> WHAT TO PRODUCE: Rewrite the part of the listing below that opens with the line containing "list-item: • 装饰者模式 xyxy=(253,390,313,409)" and closes with the line containing "list-item: • 适配器模式 xyxy=(253,409,313,428)", changing every "list-item" to "bullet-entry" and leaving all else as it stands. Give only those lines.

────────────────────

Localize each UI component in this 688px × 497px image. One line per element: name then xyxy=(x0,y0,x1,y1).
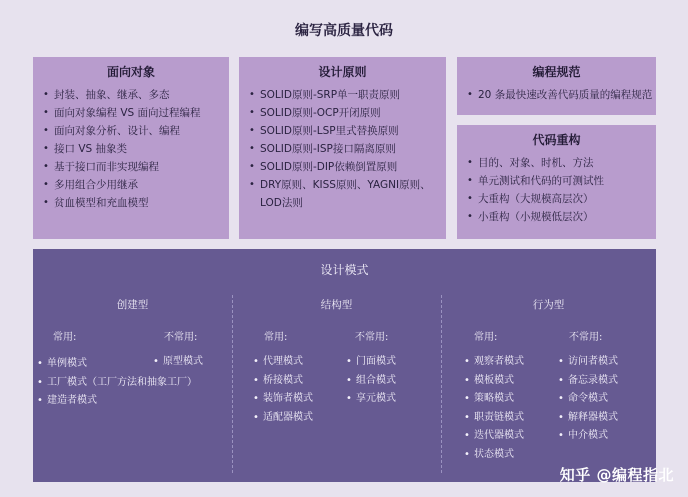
list-item: • 装饰者模式 xyxy=(253,390,313,409)
list-item: • 工厂模式（工厂方法和抽象工厂） xyxy=(37,374,197,393)
list-item: • 贫血模型和充血模型 xyxy=(43,194,219,212)
list-item: • 建造者模式 xyxy=(37,392,197,411)
patterns-box xyxy=(33,249,656,482)
list-item: • 适配器模式 xyxy=(253,409,313,428)
list-item: • 组合模式 xyxy=(346,372,396,391)
behavioral-title: 行为型 xyxy=(532,299,565,311)
behavioral-common-list xyxy=(464,353,524,464)
list-item: • SOLID原则-OCP开闭原则 xyxy=(249,104,436,122)
list-item: • 状态模式 xyxy=(464,446,524,465)
creational-common-label: 常用: xyxy=(53,332,77,343)
structural-uncommon-list xyxy=(346,353,396,409)
divider xyxy=(232,295,233,473)
conventions-list xyxy=(467,86,653,104)
list-item: • 中介模式 xyxy=(558,427,618,446)
list-item: • SOLID原则-SRP单一职责原则 xyxy=(249,86,436,104)
list-item: LOD法则 xyxy=(260,197,303,209)
list-item: • 小重构（小规模低层次） xyxy=(467,208,646,226)
list-item: • 20 条最快速改善代码质量的编程规范 xyxy=(467,86,646,104)
list-item: • 职责链模式 xyxy=(464,409,524,428)
list-item: • SOLID原则-LSP里式替换原则 xyxy=(249,122,436,140)
refactoring-title: 代码重构 xyxy=(532,133,581,147)
behavioral-uncommon-list xyxy=(558,353,618,446)
list-item: • 多用组合少用继承 xyxy=(43,176,219,194)
list-item: • 备忘录模式 xyxy=(558,372,618,391)
list-item: • 接口 VS 抽象类 xyxy=(43,140,219,158)
structural-common-label: 常用: xyxy=(264,332,288,343)
list-item: • 目的、对象、时机、方法 xyxy=(467,154,646,172)
list-item: • 单元测试和代码的可测试性 xyxy=(467,172,646,190)
list-item: • 命令模式 xyxy=(558,390,618,409)
list-item: • 原型模式 xyxy=(153,353,203,372)
creational-title: 创建型 xyxy=(116,299,149,311)
list-item: • SOLID原则-DIP依赖倒置原则 xyxy=(249,158,436,176)
list-item: • 享元模式 xyxy=(346,390,396,409)
conventions-title: 编程规范 xyxy=(532,65,581,79)
behavioral-uncommon-label: 不常用: xyxy=(569,332,603,343)
list-item: • 迭代器模式 xyxy=(464,427,524,446)
structural-uncommon-label: 不常用: xyxy=(355,332,389,343)
list-item: • 面向对象编程 VS 面向过程编程 xyxy=(43,104,219,122)
list-item: • 单例模式 xyxy=(37,355,197,374)
creational-uncommon-list xyxy=(153,353,203,372)
list-item: • 代理模式 xyxy=(253,353,313,372)
divider xyxy=(441,295,442,473)
list-item: • 大重构（大规模高层次） xyxy=(467,190,646,208)
refactoring-list xyxy=(467,154,646,226)
principles-box xyxy=(239,57,446,239)
refactoring-box xyxy=(457,125,656,239)
oop-list xyxy=(43,86,219,212)
list-item: • 门面模式 xyxy=(346,353,396,372)
list-item: • 访问者模式 xyxy=(558,353,618,372)
list-item: • SOLID原则-ISP接口隔离原则 xyxy=(249,140,436,158)
conventions-box xyxy=(457,57,656,115)
list-item: • 面向对象分析、设计、编程 xyxy=(43,122,219,140)
list-item: • 解释器模式 xyxy=(558,409,618,428)
list-item: • 观察者模式 xyxy=(464,353,524,372)
oop-title: 面向对象 xyxy=(106,65,155,79)
list-item: • 桥接模式 xyxy=(253,372,313,391)
structural-common-list xyxy=(253,353,313,427)
creational-uncommon-label: 不常用: xyxy=(164,332,198,343)
behavioral-common-label: 常用: xyxy=(474,332,498,343)
principles-list xyxy=(249,86,436,212)
page-title: 编写高质量代码 xyxy=(295,23,393,39)
oop-box xyxy=(33,57,229,239)
list-item: • 模板模式 xyxy=(464,372,524,391)
watermark: 知乎 @编程指北 xyxy=(559,466,674,484)
patterns-title: 设计模式 xyxy=(320,263,369,277)
list-item: • DRY原则、KISS原则、YAGNI原则、 xyxy=(249,176,436,194)
list-item: • 封装、抽象、继承、多态 xyxy=(43,86,219,104)
list-item: • 策略模式 xyxy=(464,390,524,409)
list-item: • 基于接口而非实现编程 xyxy=(43,158,219,176)
structural-title: 结构型 xyxy=(320,299,353,311)
principles-title: 设计原则 xyxy=(318,65,367,79)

────────────────────

> CORRECT RESPONSE:
bullet-entry: • 装饰者模式 xyxy=(253,390,313,409)
bullet-entry: • 工厂模式（工厂方法和抽象工厂） xyxy=(37,374,197,393)
bullet-entry: • 贫血模型和充血模型 xyxy=(43,194,219,212)
bullet-entry: • 建造者模式 xyxy=(37,392,197,411)
patterns-box xyxy=(33,249,656,482)
bullet-entry: • 适配器模式 xyxy=(253,409,313,428)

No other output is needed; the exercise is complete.